[Collected data]
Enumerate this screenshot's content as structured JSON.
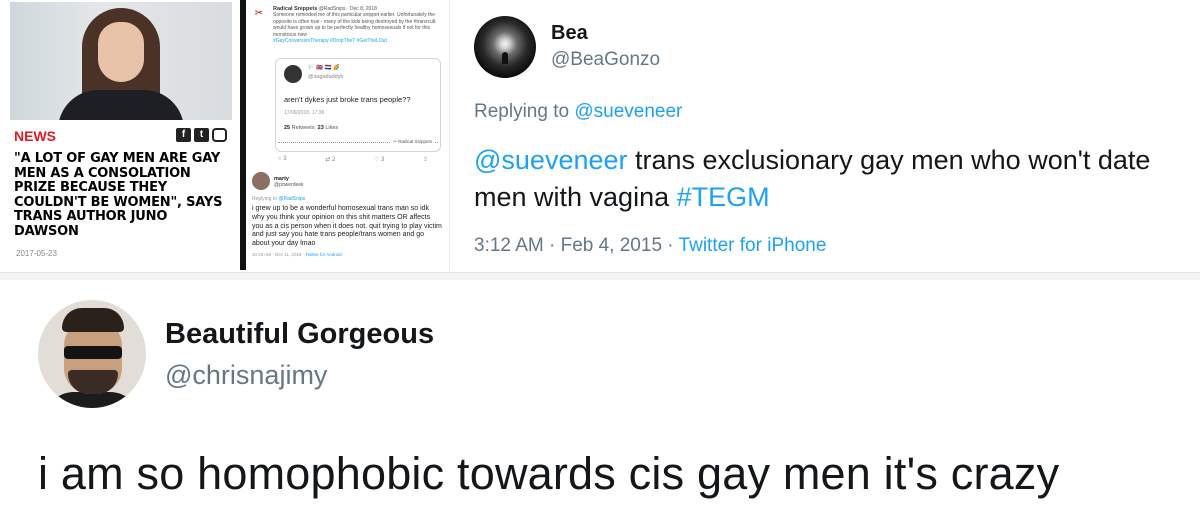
{
  "news_card": {
    "label": "NEWS",
    "socials": [
      "f",
      "t",
      "ig"
    ],
    "headline": "\"A LOT OF GAY MEN ARE GAY MEN AS A CONSOLATION PRIZE BECAUSE THEY COULDN'T BE WOMEN\", SAYS TRANS AUTHOR JUNO DAWSON",
    "date": "2017-05-23"
  },
  "thread": {
    "snip_name": "Radical Snippets",
    "snip_handle_date": "@RadSnips · Dec 8, 2018",
    "snip_body": "Someone reminded me of this particular snippet earlier. Unfortunately the opposite is often true - many of the kids being destroyed by the #transcult would have grown up to be perfectly healthy homosexuals if not for this monstrous new",
    "snip_tags": "#GayConversionTherapy #DropTheT #GetTheLOut",
    "quote": {
      "emojis": "🏳️ 🇬🇧 🇳🇱 🌈",
      "handle": "@sugadaddyk",
      "text": "aren't dykes just broke trans people??",
      "date": "17/09/2018, 17:36",
      "retweets_count": "25",
      "retweets_label": "Retweets",
      "likes_count": "23",
      "likes_label": "Likes",
      "cut_label": "✂ Radical Snippets"
    },
    "actions": [
      "○ 3",
      "⇄ 2",
      "♡ 3",
      "⇪"
    ],
    "reply": {
      "name": "marty",
      "handle": "@powerdeek",
      "replying_prefix": "Replying to",
      "replying_to": "@RadSnips",
      "text": "i grew up to be a wonderful homosexual trans man so idk why you think your opinion on this shit matters OR affects you as a cis person when it does not. quit trying to play victim and just say you hate trans people/trans women and go about your day lmao",
      "time": "10:25 AM · Dec 11, 2018 ·",
      "client": "Twitter for Android"
    }
  },
  "bea_tweet": {
    "name": "Bea",
    "handle": "@BeaGonzo",
    "replying_prefix": "Replying to",
    "replying_to": "@sueveneer",
    "mention": "@sueveneer",
    "body": " trans exclusionary gay men who won't date men with vagina ",
    "hashtag": "#TEGM",
    "time": "3:12 AM · Feb 4, 2015 · ",
    "client": "Twitter for iPhone"
  },
  "bg_tweet": {
    "name": "Beautiful Gorgeous",
    "handle": "@chrisnajimy",
    "text": "i am so homophobic towards cis gay men it's crazy"
  },
  "colors": {
    "link": "#1da1f2",
    "secondary_text": "#657786",
    "news_red": "#e01b22"
  }
}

# What you will do
Reproduce the material above in full and without alteration, but skip all pictures.

# Result for this task
Enumerate this screenshot's content as structured JSON.
{
  "news_card": {
    "label": "NEWS",
    "socials": [
      "f",
      "t",
      "ig"
    ],
    "headline": "\"A LOT OF GAY MEN ARE GAY MEN AS A CONSOLATION PRIZE BECAUSE THEY COULDN'T BE WOMEN\", SAYS TRANS AUTHOR JUNO DAWSON",
    "date": "2017-05-23"
  },
  "thread": {
    "snip_name": "Radical Snippets",
    "snip_handle_date": "@RadSnips · Dec 8, 2018",
    "snip_body": "Someone reminded me of this particular snippet earlier. Unfortunately the opposite is often true - many of the kids being destroyed by the #transcult would have grown up to be perfectly healthy homosexuals if not for this monstrous new",
    "snip_tags": "#GayConversionTherapy #DropTheT #GetTheLOut",
    "quote": {
      "emojis": "🏳️ 🇬🇧 🇳🇱 🌈",
      "handle": "@sugadaddyk",
      "text": "aren't dykes just broke trans people??",
      "date": "17/09/2018, 17:36",
      "retweets_count": "25",
      "retweets_label": "Retweets",
      "likes_count": "23",
      "likes_label": "Likes",
      "cut_label": "✂ Radical Snippets"
    },
    "actions": [
      "○ 3",
      "⇄ 2",
      "♡ 3",
      "⇪"
    ],
    "reply": {
      "name": "marty",
      "handle": "@powerdeek",
      "replying_prefix": "Replying to",
      "replying_to": "@RadSnips",
      "text": "i grew up to be a wonderful homosexual trans man so idk why you think your opinion on this shit matters OR affects you as a cis person when it does not. quit trying to play victim and just say you hate trans people/trans women and go about your day lmao",
      "time": "10:25 AM · Dec 11, 2018 ·",
      "client": "Twitter for Android"
    }
  },
  "bea_tweet": {
    "name": "Bea",
    "handle": "@BeaGonzo",
    "replying_prefix": "Replying to",
    "replying_to": "@sueveneer",
    "mention": "@sueveneer",
    "body": " trans exclusionary gay men who won't date men with vagina ",
    "hashtag": "#TEGM",
    "time": "3:12 AM · Feb 4, 2015 · ",
    "client": "Twitter for iPhone"
  },
  "bg_tweet": {
    "name": "Beautiful Gorgeous",
    "handle": "@chrisnajimy",
    "text": "i am so homophobic towards cis gay men it's crazy"
  },
  "colors": {
    "link": "#1da1f2",
    "secondary_text": "#657786",
    "news_red": "#e01b22"
  }
}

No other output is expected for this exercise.